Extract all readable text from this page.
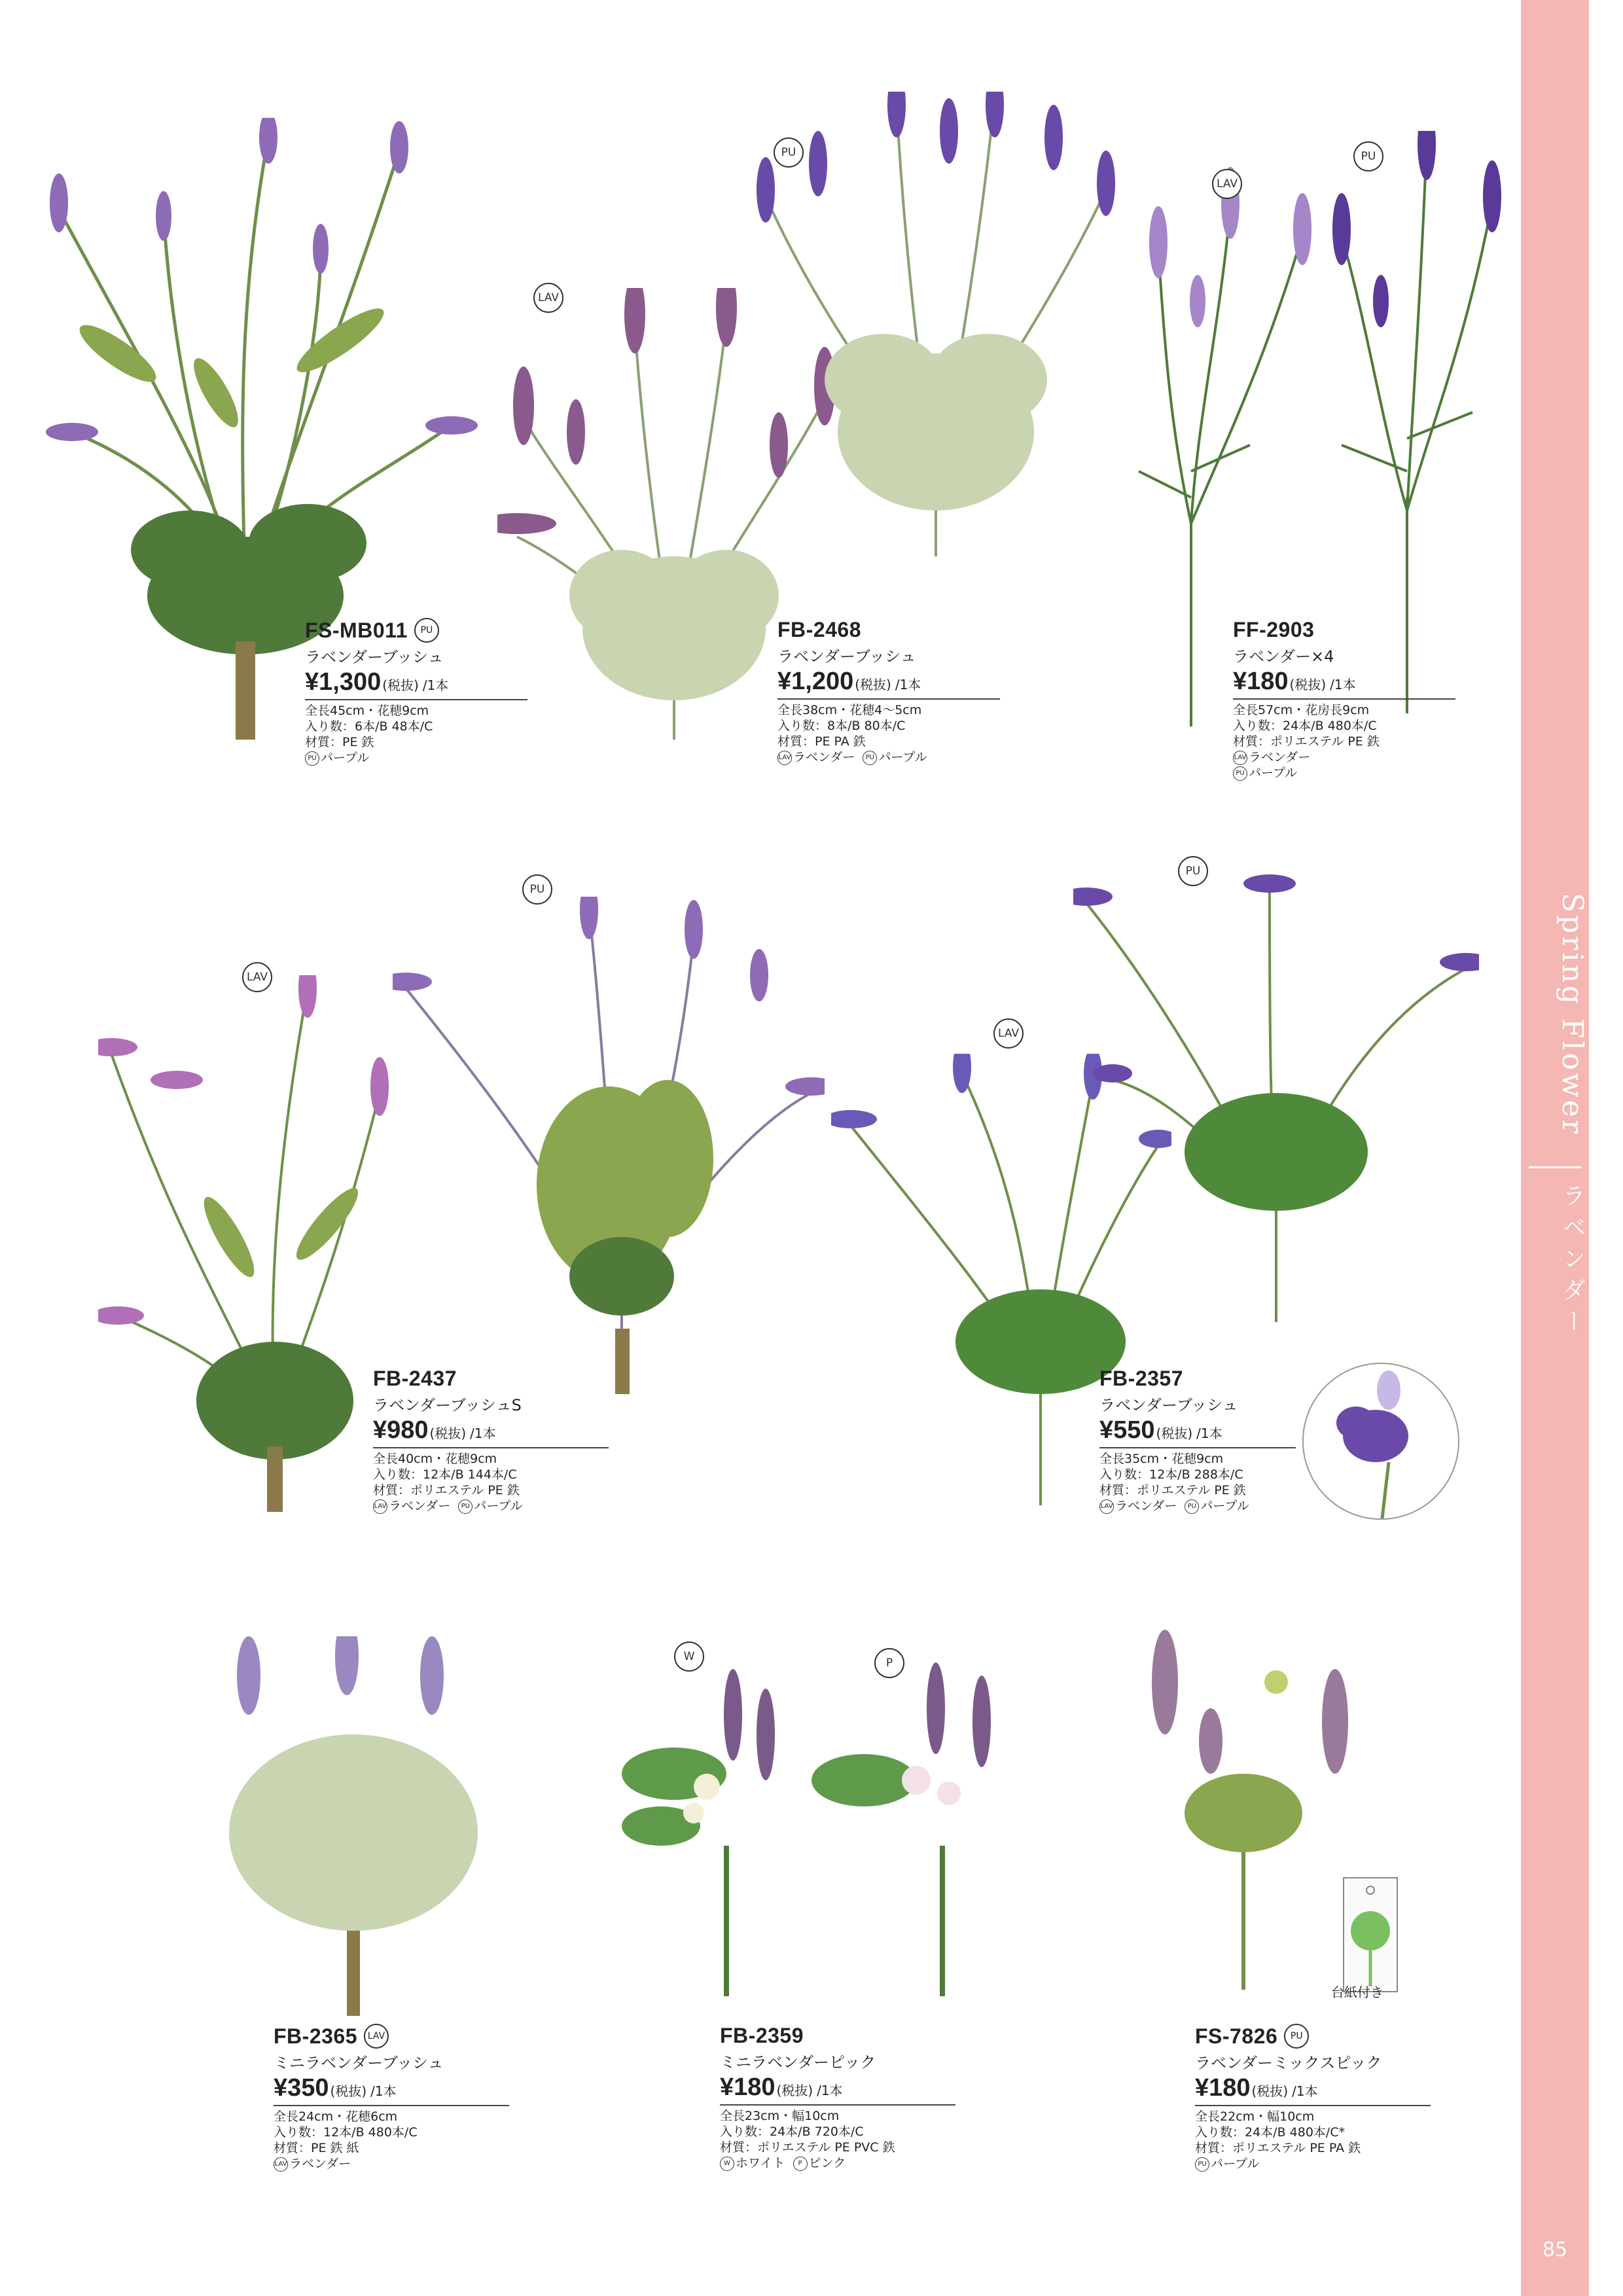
Spring Flower
ラベンダー
85
台紙付き
PU
LAV
LAV
PU
LAV
PU
PU
LAV
W	P
FS-MB011	PU
ラベンダーブッシュ
¥1,300 (税抜) /1本
全長45cm・花穂9cm
入り数：6本/B 48本/C
材質：PE 鉄
PU パープル
FB-2468
ラベンダーブッシュ
¥1,200 (税抜) /1本
全長38cm・花穂4〜5cm
入り数：8本/B 80本/C
材質：PE PA 鉄
LAV ラベンダー PU パープル
FF-2903
ラベンダー×4
¥180 (税抜) /1本
全長57cm・花房長9cm
入り数：24本/B 480本/C
材質：ポリエステル PE 鉄
LAV ラベンダー
PU パープル
FB-2437
ラベンダーブッシュS
¥980 (税抜) /1本
全長40cm・花穂9cm
入り数：12本/B 144本/C
材質：ポリエステル PE 鉄
LAV ラベンダー PU パープル
FB-2357
ラベンダーブッシュ
¥550 (税抜) /1本
全長35cm・花穂9cm
入り数：12本/B 288本/C
材質：ポリエステル PE 鉄
LAV ラベンダー PU パープル
FB-2365	LAV
ミニラベンダーブッシュ
¥350 (税抜) /1本
全長24cm・花穂6cm
入り数：12本/B 480本/C
材質：PE 鉄 紙
LAV ラベンダー
FB-2359
ミニラベンダーピック
¥180 (税抜) /1本
全長23cm・幅10cm
入り数：24本/B 720本/C
材質：ポリエステル PE PVC 鉄
W ホワイト P ピンク
FS-7826	PU
ラベンダーミックスピック
¥180 (税抜) /1本
全長22cm・幅10cm
入り数：24本/B 480本/C*
材質：ポリエステル PE PA 鉄
PU パープル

= = =

■ **Problem statement**: Without the pictures, return all the records precisely as they stand.

■ **Complete answer**:
Extract all readable text from this page.
Spring Flower
ラベンダー
85
台紙付き
PU
LAV
LAV
PU
LAV
PU
PU
LAV
W	P
FS-MB011	PU
ラベンダーブッシュ
¥1,300 (税抜) /1本
全長45cm・花穂9cm
入り数：6本/B 48本/C
材質：PE 鉄
PU パープル
FB-2468
ラベンダーブッシュ
¥1,200 (税抜) /1本
全長38cm・花穂4〜5cm
入り数：8本/B 80本/C
材質：PE PA 鉄
LAV ラベンダー PU パープル
FF-2903
ラベンダー×4
¥180 (税抜) /1本
全長57cm・花房長9cm
入り数：24本/B 480本/C
材質：ポリエステル PE 鉄
LAV ラベンダー
PU パープル
FB-2437
ラベンダーブッシュS
¥980 (税抜) /1本
全長40cm・花穂9cm
入り数：12本/B 144本/C
材質：ポリエステル PE 鉄
LAV ラベンダー PU パープル
FB-2357
ラベンダーブッシュ
¥550 (税抜) /1本
全長35cm・花穂9cm
入り数：12本/B 288本/C
材質：ポリエステル PE 鉄
LAV ラベンダー PU パープル
FB-2365	LAV
ミニラベンダーブッシュ
¥350 (税抜) /1本
全長24cm・花穂6cm
入り数：12本/B 480本/C
材質：PE 鉄 紙
LAV ラベンダー
FB-2359
ミニラベンダーピック
¥180 (税抜) /1本
全長23cm・幅10cm
入り数：24本/B 720本/C
材質：ポリエステル PE PVC 鉄
W ホワイト P ピンク
FS-7826	PU
ラベンダーミックスピック
¥180 (税抜) /1本
全長22cm・幅10cm
入り数：24本/B 480本/C*
材質：ポリエステル PE PA 鉄
PU パープル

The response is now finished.